Problem description
Check each line of the data for "aaaa" and select those that have it.

─── Extracted entries ───

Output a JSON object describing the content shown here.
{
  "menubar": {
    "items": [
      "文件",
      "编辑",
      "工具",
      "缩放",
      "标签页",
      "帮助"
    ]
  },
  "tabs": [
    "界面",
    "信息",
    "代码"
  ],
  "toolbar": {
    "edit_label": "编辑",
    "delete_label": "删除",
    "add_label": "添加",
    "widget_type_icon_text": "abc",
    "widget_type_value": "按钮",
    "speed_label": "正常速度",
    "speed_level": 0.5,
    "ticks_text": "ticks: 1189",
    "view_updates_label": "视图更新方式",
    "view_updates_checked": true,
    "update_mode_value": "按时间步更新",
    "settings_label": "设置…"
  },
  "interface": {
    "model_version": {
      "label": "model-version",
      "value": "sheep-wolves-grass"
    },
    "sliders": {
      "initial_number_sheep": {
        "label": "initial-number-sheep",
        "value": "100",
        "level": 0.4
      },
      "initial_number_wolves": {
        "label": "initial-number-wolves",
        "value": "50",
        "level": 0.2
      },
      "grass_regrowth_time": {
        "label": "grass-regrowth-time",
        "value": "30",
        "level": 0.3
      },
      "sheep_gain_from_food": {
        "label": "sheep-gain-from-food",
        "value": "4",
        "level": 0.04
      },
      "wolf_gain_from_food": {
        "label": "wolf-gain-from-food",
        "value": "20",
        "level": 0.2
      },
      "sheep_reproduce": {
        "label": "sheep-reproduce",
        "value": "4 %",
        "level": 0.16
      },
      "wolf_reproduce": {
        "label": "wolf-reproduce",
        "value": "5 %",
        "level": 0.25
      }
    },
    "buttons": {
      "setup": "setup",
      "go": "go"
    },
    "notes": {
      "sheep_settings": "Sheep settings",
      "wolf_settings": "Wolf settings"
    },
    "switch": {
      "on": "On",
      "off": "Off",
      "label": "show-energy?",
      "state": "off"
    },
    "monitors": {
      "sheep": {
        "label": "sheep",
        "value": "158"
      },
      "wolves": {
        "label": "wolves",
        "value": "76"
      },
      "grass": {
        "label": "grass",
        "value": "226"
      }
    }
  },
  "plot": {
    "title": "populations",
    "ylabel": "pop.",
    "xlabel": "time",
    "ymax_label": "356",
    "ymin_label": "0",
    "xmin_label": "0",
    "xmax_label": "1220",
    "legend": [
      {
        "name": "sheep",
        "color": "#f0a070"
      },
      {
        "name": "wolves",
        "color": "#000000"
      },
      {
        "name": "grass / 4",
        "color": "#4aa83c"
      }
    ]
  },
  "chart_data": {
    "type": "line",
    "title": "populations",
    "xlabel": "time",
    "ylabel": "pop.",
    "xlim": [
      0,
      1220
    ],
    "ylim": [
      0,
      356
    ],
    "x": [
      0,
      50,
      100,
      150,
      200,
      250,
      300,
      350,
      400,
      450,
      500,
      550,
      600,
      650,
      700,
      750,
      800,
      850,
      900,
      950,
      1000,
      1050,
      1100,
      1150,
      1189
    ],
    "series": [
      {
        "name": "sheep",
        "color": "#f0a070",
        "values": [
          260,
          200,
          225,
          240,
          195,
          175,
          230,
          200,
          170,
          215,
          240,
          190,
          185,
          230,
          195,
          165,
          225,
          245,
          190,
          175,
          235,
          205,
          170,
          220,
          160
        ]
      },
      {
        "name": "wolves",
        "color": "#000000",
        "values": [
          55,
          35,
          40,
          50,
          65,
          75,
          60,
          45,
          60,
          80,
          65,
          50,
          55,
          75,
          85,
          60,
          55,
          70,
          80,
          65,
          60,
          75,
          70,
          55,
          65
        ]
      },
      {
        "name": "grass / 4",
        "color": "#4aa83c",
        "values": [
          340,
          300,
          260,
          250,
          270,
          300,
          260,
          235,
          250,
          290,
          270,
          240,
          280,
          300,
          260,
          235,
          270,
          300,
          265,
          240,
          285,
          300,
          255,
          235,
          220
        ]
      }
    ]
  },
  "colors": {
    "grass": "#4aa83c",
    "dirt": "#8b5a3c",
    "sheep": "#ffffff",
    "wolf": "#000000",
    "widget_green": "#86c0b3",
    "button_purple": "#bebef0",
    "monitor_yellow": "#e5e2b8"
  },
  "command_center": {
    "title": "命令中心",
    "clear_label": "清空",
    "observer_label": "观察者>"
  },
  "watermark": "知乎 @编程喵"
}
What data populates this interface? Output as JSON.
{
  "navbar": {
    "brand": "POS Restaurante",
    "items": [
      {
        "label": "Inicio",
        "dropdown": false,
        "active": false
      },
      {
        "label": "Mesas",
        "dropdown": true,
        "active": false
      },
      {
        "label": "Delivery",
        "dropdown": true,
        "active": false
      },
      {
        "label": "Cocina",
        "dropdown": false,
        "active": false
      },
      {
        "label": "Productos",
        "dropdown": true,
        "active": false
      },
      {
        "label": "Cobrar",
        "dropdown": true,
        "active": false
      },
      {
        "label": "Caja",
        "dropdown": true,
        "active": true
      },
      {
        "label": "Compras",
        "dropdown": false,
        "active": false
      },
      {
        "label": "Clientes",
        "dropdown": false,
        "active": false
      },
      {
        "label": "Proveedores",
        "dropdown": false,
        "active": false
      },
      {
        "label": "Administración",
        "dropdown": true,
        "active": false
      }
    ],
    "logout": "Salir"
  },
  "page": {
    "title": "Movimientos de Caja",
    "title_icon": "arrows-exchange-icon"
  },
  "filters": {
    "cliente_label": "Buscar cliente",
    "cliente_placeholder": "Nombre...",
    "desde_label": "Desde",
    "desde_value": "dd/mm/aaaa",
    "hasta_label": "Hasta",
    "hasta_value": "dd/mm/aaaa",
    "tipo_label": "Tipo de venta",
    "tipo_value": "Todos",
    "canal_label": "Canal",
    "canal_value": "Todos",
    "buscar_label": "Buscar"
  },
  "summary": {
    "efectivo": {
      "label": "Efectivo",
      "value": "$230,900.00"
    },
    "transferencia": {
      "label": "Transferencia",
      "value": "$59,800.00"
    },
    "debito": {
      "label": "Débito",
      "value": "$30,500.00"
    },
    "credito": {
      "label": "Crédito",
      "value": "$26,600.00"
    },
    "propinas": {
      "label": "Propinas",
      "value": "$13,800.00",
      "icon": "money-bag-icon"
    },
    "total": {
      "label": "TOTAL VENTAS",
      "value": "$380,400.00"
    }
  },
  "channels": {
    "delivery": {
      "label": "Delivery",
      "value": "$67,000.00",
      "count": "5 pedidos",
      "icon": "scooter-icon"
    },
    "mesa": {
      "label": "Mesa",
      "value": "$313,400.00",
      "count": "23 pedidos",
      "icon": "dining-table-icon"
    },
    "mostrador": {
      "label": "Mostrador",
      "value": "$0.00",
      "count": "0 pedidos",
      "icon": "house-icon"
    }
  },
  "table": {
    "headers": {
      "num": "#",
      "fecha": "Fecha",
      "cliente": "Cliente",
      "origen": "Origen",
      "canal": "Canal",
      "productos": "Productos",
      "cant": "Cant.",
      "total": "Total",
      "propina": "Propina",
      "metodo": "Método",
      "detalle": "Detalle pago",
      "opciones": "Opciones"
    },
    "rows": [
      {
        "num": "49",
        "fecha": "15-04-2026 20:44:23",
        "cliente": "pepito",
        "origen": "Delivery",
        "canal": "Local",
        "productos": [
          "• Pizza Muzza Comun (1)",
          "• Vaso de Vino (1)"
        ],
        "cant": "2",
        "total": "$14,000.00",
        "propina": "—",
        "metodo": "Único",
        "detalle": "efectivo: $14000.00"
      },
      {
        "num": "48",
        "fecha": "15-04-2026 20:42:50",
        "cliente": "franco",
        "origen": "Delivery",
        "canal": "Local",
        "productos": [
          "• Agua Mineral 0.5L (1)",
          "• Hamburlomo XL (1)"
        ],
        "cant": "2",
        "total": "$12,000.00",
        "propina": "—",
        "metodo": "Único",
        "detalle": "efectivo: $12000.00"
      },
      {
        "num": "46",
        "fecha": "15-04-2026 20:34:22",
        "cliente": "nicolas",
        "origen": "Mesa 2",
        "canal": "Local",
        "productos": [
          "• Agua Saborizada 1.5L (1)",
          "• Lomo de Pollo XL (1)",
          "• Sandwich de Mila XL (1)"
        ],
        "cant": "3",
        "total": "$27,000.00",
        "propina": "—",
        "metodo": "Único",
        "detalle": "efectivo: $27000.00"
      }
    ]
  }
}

───

Solution to this task
    "desde_value": "dd/mm/aaaa",
    "hasta_value": "dd/mm/aaaa",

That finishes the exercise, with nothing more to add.